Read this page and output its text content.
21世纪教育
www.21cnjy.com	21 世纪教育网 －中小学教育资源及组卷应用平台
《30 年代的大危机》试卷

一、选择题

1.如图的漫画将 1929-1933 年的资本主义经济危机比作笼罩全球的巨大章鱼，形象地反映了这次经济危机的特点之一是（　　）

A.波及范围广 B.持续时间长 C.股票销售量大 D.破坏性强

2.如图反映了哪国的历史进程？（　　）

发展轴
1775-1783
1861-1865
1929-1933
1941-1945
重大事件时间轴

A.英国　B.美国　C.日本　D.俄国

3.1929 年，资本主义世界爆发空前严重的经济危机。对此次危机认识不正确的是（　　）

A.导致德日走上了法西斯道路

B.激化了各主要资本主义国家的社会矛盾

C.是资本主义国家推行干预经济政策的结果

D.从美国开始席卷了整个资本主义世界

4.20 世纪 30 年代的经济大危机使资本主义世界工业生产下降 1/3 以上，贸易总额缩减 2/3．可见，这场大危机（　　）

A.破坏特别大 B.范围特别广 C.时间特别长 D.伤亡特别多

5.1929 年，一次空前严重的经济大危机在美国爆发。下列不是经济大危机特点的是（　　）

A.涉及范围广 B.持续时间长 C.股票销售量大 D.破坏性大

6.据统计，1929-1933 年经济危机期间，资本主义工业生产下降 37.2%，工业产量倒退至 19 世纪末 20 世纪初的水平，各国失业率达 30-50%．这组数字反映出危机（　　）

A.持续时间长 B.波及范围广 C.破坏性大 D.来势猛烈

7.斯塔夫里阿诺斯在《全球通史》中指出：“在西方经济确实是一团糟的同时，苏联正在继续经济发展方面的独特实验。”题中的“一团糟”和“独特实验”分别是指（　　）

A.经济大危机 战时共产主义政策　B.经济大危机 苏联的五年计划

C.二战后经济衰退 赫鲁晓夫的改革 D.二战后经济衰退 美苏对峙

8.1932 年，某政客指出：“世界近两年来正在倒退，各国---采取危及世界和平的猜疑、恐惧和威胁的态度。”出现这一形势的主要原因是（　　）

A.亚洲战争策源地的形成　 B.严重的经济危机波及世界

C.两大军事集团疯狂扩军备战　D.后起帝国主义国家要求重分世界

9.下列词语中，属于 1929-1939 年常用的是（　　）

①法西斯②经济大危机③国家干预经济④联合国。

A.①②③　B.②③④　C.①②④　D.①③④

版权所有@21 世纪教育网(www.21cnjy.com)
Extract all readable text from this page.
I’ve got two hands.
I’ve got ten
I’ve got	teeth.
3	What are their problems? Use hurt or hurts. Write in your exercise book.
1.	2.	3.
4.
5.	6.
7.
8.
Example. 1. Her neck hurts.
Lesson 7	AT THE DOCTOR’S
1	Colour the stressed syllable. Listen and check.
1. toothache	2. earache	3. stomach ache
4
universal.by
—————
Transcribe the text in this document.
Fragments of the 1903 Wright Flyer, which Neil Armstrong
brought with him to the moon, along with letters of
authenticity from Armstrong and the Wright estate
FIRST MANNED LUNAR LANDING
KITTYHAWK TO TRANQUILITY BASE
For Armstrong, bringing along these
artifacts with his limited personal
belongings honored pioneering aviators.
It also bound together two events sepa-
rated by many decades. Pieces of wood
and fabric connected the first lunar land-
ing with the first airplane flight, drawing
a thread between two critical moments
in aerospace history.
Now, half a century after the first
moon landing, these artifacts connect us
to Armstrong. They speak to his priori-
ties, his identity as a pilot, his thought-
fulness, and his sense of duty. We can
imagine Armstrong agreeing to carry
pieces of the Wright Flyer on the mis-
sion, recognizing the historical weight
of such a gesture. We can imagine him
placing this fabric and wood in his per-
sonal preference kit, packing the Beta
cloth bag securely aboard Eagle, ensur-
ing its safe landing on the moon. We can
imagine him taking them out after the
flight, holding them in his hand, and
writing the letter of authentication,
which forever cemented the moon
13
—————
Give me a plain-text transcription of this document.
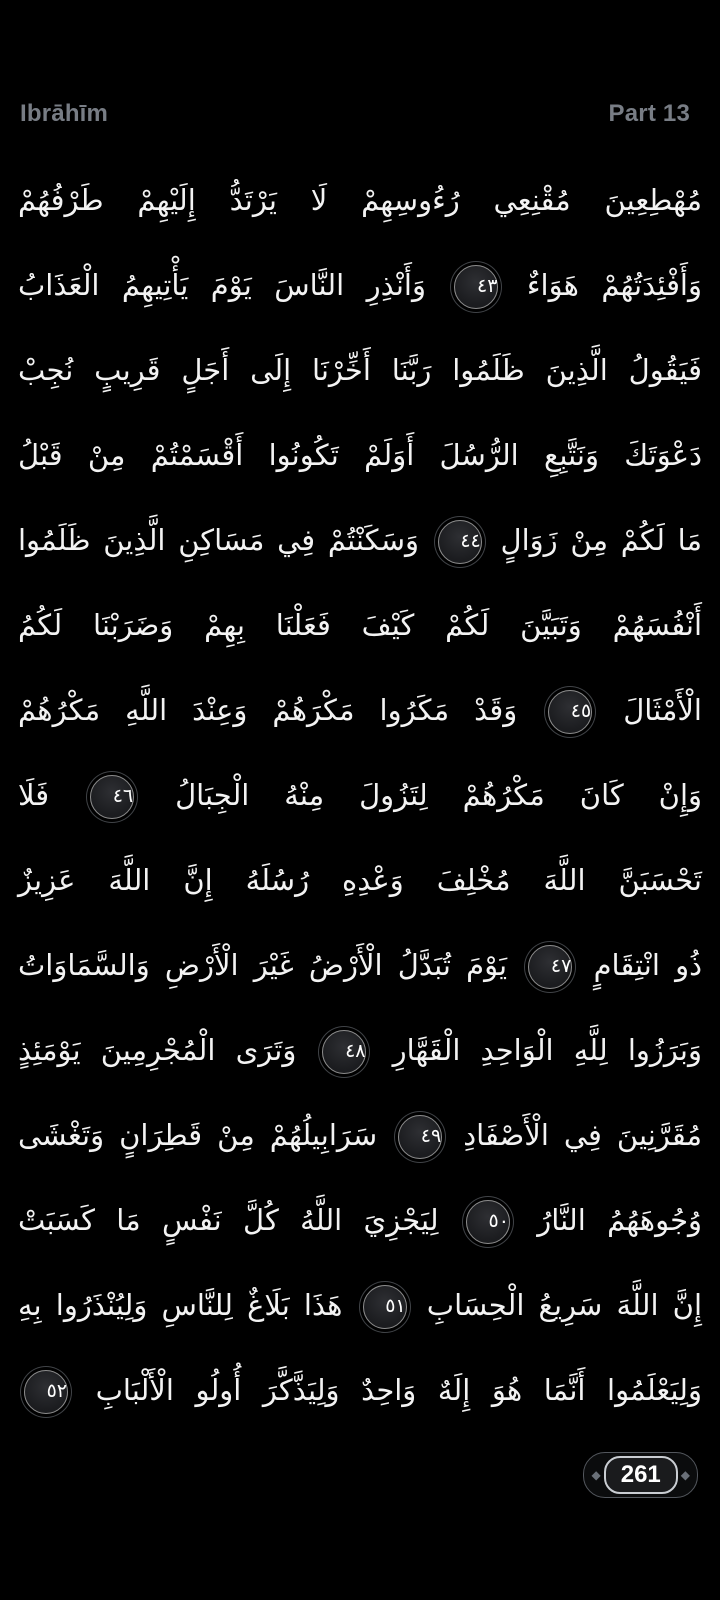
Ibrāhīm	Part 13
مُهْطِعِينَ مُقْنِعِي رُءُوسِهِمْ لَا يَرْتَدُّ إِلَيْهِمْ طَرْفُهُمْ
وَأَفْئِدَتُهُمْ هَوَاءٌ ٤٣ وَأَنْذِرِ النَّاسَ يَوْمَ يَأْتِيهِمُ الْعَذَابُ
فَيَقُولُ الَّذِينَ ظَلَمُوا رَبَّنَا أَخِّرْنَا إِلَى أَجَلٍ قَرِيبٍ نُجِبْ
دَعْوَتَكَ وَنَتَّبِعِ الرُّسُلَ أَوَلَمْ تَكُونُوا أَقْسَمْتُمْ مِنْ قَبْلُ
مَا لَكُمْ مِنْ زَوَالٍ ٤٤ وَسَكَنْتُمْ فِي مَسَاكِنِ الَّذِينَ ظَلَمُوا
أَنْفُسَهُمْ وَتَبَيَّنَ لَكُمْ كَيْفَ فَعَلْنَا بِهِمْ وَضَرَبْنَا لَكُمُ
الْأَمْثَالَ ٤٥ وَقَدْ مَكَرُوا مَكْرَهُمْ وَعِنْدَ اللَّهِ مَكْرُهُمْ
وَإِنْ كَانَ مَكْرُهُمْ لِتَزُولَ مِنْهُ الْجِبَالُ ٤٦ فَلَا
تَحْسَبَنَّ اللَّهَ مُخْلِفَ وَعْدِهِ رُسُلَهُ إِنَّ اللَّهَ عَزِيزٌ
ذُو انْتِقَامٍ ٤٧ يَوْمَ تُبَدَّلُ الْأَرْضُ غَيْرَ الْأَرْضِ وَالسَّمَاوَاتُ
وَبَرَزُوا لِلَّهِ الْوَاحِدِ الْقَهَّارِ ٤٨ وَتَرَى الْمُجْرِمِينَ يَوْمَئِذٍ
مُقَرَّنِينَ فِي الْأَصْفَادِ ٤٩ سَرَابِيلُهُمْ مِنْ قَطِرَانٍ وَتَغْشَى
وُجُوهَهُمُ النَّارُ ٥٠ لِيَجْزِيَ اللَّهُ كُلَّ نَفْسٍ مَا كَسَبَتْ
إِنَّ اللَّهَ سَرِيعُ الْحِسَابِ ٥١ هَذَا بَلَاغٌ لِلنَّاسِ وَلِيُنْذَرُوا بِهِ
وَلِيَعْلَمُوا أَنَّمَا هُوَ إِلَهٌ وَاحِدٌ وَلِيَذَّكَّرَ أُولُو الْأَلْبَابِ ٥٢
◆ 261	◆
—————
What is asked:
Pick out every line above that contains the word "with" and copy it.

Correct answer:
brought with him to the moon, along with letters of
artifacts with his limited personal
ing with the first airplane flight, drawing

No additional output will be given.